▶ _Set task_: Where the word "create" occurs in a line, return that line.

▶ _Data_:
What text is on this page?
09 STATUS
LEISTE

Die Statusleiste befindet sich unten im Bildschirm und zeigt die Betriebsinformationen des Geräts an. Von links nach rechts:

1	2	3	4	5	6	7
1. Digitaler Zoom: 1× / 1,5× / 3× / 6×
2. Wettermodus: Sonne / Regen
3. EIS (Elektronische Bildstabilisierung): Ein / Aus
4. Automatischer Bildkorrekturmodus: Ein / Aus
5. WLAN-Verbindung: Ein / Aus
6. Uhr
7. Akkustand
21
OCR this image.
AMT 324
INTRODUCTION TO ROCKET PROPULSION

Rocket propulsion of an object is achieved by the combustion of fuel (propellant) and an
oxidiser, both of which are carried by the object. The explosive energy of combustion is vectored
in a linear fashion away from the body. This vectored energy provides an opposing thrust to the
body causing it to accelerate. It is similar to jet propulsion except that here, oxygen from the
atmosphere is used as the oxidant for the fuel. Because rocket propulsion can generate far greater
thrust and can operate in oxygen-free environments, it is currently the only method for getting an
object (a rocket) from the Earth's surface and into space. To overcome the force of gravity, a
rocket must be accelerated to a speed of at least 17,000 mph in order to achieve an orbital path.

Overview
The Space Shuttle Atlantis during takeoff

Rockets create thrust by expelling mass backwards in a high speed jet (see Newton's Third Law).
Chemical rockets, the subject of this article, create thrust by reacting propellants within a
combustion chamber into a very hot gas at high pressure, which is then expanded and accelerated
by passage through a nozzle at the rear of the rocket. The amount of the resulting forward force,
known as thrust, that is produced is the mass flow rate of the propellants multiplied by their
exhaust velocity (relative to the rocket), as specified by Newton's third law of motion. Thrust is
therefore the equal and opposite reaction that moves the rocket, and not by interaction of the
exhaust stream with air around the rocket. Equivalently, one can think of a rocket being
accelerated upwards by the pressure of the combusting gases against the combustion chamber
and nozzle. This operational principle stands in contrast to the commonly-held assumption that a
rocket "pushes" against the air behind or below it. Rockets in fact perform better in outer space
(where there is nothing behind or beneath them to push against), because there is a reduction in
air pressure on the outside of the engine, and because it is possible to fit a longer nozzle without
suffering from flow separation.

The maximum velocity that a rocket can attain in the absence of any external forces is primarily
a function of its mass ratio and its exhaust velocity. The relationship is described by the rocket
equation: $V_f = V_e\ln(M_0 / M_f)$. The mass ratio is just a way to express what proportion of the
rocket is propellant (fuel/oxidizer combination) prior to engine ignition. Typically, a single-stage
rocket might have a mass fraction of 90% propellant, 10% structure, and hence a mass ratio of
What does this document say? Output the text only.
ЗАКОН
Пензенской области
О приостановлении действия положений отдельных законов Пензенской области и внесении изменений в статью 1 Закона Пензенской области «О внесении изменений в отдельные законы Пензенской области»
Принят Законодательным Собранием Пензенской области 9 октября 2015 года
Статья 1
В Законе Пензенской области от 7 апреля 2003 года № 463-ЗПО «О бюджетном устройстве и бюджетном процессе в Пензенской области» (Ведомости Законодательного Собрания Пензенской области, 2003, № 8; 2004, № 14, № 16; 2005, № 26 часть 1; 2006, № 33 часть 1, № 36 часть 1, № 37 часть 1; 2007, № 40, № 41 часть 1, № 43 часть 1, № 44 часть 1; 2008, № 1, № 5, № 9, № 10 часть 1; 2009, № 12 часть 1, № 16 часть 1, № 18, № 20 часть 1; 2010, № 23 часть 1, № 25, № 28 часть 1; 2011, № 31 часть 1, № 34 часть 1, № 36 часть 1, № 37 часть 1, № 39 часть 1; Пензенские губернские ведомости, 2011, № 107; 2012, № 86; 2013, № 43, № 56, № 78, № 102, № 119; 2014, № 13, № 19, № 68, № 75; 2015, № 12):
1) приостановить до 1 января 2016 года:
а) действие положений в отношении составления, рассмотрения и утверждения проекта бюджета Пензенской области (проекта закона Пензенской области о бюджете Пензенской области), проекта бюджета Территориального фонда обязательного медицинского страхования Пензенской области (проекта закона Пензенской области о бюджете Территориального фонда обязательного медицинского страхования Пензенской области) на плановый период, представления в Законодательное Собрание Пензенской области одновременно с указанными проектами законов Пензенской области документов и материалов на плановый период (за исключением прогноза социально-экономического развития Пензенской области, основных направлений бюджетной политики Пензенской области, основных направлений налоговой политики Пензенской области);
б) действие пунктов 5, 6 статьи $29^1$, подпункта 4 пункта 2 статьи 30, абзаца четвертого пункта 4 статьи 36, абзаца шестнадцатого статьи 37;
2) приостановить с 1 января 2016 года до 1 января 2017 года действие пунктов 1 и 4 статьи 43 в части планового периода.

▶ _Task solution_:
Rockets create thrust by expelling mass backwards in a high speed jet (see Newton's Third Law).
Chemical rockets, the subject of this article, create thrust by reacting propellants within a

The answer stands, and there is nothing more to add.